## WHAT THE EXERCISE ASKS:
Repeat the lines of the listing below exactly, starting at the line that contains "What does this" and running through the last line, both included, and only those.

(Raw records)
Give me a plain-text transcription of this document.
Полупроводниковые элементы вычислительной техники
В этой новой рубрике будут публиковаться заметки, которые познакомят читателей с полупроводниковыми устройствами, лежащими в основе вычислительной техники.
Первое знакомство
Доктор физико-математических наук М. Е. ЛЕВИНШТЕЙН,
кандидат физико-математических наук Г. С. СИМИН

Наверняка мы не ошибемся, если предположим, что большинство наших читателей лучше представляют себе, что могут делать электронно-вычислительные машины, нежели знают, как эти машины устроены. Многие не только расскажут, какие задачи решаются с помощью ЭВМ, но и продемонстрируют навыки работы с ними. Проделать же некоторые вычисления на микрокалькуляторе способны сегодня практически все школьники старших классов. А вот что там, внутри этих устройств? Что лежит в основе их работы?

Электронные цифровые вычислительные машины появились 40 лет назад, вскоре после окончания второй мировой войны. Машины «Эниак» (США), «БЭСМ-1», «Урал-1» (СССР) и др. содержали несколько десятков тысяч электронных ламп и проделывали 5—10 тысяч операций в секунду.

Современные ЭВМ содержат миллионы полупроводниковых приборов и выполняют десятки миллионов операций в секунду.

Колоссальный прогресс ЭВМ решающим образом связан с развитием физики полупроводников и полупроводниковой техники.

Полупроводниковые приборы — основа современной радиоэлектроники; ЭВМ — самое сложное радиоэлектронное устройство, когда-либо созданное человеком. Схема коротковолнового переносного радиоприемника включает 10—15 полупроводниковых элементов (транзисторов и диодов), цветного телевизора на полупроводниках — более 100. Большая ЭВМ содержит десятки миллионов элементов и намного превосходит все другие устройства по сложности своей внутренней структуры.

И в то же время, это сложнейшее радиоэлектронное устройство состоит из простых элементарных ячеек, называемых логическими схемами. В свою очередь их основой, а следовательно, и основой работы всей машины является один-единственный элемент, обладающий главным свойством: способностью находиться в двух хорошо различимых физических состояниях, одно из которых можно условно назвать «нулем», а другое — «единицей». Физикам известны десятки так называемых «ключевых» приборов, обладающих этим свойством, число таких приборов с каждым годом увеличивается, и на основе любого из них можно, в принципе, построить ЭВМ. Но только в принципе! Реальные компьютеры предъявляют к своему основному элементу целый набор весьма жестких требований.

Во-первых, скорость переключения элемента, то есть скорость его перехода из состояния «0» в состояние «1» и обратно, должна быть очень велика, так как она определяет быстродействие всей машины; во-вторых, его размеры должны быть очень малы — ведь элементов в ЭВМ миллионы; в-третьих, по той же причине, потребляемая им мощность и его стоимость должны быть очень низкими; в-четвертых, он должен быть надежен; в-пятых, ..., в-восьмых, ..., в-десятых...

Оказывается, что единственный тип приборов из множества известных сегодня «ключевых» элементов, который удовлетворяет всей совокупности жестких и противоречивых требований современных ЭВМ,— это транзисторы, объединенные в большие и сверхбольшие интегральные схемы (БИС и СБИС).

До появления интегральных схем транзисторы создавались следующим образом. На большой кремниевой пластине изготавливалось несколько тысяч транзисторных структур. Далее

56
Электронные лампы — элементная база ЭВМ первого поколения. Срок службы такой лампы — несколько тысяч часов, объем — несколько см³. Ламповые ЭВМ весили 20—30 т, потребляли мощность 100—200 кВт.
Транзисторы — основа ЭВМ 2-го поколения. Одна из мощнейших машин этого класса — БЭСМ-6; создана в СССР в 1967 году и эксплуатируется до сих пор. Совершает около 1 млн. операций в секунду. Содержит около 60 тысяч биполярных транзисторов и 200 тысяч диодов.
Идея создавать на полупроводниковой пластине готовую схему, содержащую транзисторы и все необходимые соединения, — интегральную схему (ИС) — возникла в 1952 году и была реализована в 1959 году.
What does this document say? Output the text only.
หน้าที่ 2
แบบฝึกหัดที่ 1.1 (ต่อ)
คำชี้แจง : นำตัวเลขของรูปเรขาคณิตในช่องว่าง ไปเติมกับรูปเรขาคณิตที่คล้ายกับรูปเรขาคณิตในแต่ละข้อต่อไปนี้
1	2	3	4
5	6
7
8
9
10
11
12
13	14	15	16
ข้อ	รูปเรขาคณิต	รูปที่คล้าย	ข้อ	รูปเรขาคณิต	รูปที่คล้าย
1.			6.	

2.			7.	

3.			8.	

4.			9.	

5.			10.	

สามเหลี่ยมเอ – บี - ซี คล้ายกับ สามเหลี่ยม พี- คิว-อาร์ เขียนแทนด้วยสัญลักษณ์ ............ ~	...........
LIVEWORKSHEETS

## EXERCISE SOLUTION:
What does this document say? Output the text only.
หน้าที่ 2
แบบฝึกหัดที่ 1.1 (ต่อ)
คำชี้แจง : นำตัวเลขของรูปเรขาคณิตในช่องว่าง ไปเติมกับรูปเรขาคณิตที่คล้ายกับรูปเรขาคณิตในแต่ละข้อต่อไปนี้
1	2	3	4
5	6
7
8
9
10
11
12
13	14	15	16
ข้อ	รูปเรขาคณิต	รูปที่คล้าย	ข้อ	รูปเรขาคณิต	รูปที่คล้าย
1.			6.	

2.			7.	

3.			8.	

4.			9.	

5.			10.	

สามเหลี่ยมเอ – บี - ซี คล้ายกับ สามเหลี่ยม พี- คิว-อาร์ เขียนแทนด้วยสัญลักษณ์ ............ ~	...........
LIVEWORKSHEETS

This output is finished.